- **Texte à lire**:
═══

L’intuition que les mots devaient être considérés comme autant de graines plantées par nos esprits m’est venue il y a longtemps, au moment où je me lançais dans l’écriture des Enfants du siècle. Soudain, l’esprit humain m’est apparu comme une immense friche joyeuse d’enfance transformée petit à petit en plaine de la Bauce, en hectares de monocultures, en pinèdes, en jungle, en coquet jardin de curé ou en jardin forestier selon le parcours de chacun-e.

Tu peux décider un jour que cet environnement mental ne te convient plus, voir qui a planté telle graine et pourquoi, tout couper, ou vouloir tout couper. Tout changement en ce monde passe par ce moment d’interrogation de nos croyances et par un ardent désir de renommer, redéfinir car on étouffe d’un coup dans tous ces mots usés par tant de définitions fausses et d’usages abusifs. La tache semble herculéenne. Mais la grandeur se tient dans le minuscule : entrer dans l’extraordinaire puissance d’une simple graine.

═══

- **Consignes de l'exercice**:
1. Recopiez le passage du texte sur les mots et les graines, depuis "Tu peux décider" jusqu'à "d’une simple graine." inclus.
2. D'après le texte sur les mots et les graines, où se tient la grandeur ?
3. Prolongez, s'il vous plaît, le texte sur les mots et les graines en reprenant après sa dernière phrase.

- **Entrées d'annotation spatiale**:
═══

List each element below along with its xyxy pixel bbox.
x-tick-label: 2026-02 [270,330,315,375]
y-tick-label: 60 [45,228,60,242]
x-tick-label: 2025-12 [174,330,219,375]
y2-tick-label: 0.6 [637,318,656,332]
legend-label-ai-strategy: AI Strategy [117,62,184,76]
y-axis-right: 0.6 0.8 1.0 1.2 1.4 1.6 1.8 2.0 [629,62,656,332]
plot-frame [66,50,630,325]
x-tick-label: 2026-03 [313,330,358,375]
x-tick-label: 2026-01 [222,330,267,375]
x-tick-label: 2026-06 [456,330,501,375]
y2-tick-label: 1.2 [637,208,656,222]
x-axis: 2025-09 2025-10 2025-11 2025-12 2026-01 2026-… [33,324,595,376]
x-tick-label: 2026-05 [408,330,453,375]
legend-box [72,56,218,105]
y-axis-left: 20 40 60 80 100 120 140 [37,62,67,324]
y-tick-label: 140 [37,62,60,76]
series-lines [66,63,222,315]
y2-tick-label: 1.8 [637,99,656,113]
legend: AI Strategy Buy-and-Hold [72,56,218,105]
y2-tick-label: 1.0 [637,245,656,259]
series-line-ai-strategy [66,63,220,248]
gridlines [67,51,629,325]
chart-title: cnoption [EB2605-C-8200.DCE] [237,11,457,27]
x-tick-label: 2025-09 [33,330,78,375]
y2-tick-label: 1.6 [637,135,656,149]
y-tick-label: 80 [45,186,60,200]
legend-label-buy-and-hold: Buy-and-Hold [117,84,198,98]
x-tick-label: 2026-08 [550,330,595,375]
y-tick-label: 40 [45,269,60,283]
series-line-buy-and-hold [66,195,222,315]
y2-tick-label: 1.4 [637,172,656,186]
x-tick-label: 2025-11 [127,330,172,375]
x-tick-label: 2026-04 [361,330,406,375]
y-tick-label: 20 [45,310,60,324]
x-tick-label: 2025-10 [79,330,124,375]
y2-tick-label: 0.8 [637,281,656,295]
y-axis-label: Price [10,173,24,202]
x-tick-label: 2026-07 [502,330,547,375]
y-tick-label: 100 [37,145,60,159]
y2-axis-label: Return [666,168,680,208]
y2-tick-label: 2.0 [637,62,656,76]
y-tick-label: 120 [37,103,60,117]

═══

- **Réponses par consigne**:
1.
Tu peux décider un jour que cet environnement mental ne te convient plus, voir qui a planté telle graine et pourquoi, tout couper, ou vouloir tout couper. Tout changement en ce monde passe par ce moment d’interrogation de nos croyances et par un ardent désir de renommer, redéfinir car on étouffe d’un coup dans tous ces mots usés par tant de définitions fausses et d’usages abusifs. La tache semble herculéenne. Mais la grandeur se tient dans le minuscule : entrer dans l’extraordinaire puissance d’une simple graine.

2. La grandeur se tient dans le minuscule.

3.
Ce qu’elle contient, au départ tu n’en n’as qu’une vague idée. Elle est belle, brillante, colorée, fascinante, fermée. Tu la plantes. Tu l’arroses d’eau, de joie, d’amour. Elle germe. Elle pousse. Elle donne fruit, fleurs, feuilles. Du début à la fin, tu n’as rien fait d’autre qu’accompagner. Comme avec les enfants. Comme avec toute création en fait. En plantant des graines, tu te places en amont de tout : de ta compréhension, de ton analyse, de ton observation même, tu te places dans la confiance.

En créant Seepia en 2012, mon intention était donc de proposer des textes vivants comme autant de graines sur les chemins de l’imaginaire. Comme l’a dit un lecteur à propos de Une fin d’automne, il s’agit d’une : "littérature vivante qui se bat, qui cogne, qui blesse parfois mais guérit plus souvent. Tout simplement parce que la vie et l’honnêteté s’y engouffrent." Donc pas juste un roman positif ou un titre de développement personnel au milieu d’un catalogue de distractions. Non. Un catalogue vivant et cohérent, comme un catalogue de semences... Avec les risques que cela comporte - et ils ont été - et sont - nombreux.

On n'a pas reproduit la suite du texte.